_Request:_ Work out the number of lines in the records that include the word "date"; reply with that number alone.

_The data:_

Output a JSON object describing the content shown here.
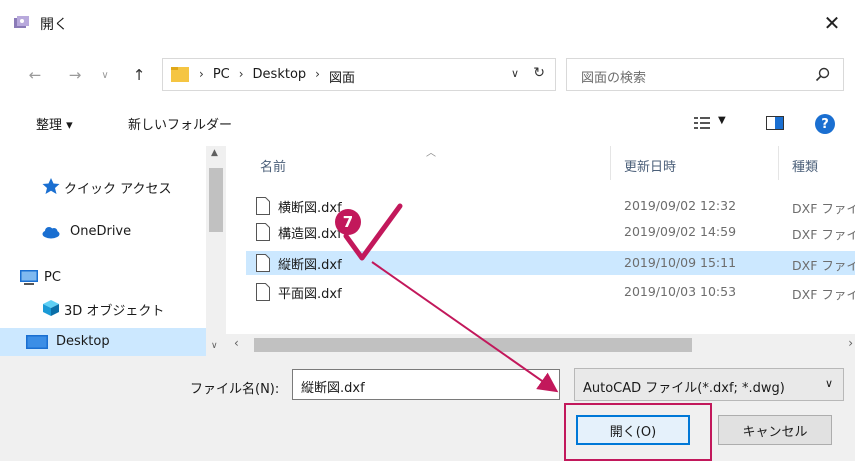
{
  "window": {
    "title": "開く"
  },
  "address": {
    "crumbs": [
      "PC",
      "Desktop",
      "図面"
    ],
    "search_placeholder": "図面の検索"
  },
  "toolbar": {
    "organize": "整理 ▾",
    "new_folder": "新しいフォルダー"
  },
  "sidebar": {
    "items": [
      {
        "label": "クイック アクセス",
        "icon": "star-icon"
      },
      {
        "label": "OneDrive",
        "icon": "cloud-icon"
      },
      {
        "label": "PC",
        "icon": "computer-icon"
      },
      {
        "label": "3D オブジェクト",
        "icon": "cube-icon"
      },
      {
        "label": "Desktop",
        "icon": "desktop-icon",
        "selected": true
      }
    ]
  },
  "columns": {
    "name": "名前",
    "date": "更新日時",
    "type": "種類"
  },
  "files": [
    {
      "name": "横断図.dxf",
      "date": "2019/09/02 12:32",
      "type": "DXF ファイル"
    },
    {
      "name": "構造図.dxf",
      "date": "2019/09/02 14:59",
      "type": "DXF ファイル"
    },
    {
      "name": "縦断図.dxf",
      "date": "2019/10/09 15:11",
      "type": "DXF ファイル",
      "selected": true
    },
    {
      "name": "平面図.dxf",
      "date": "2019/10/03 10:53",
      "type": "DXF ファイル"
    }
  ],
  "bottom": {
    "filename_label": "ファイル名(N):",
    "filename_value": "縦断図.dxf",
    "filetype_value": "AutoCAD ファイル(*.dxf; *.dwg)",
    "open_label": "開く(O)",
    "cancel_label": "キャンセル"
  },
  "annotation": {
    "step_number": "7",
    "color": "#c2185b"
  },
  "colors": {
    "selection": "#cce8ff",
    "accent": "#0078d7",
    "help": "#1a6fd1",
    "folder": "#f5c542"
  }
}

_Correct response:_ 5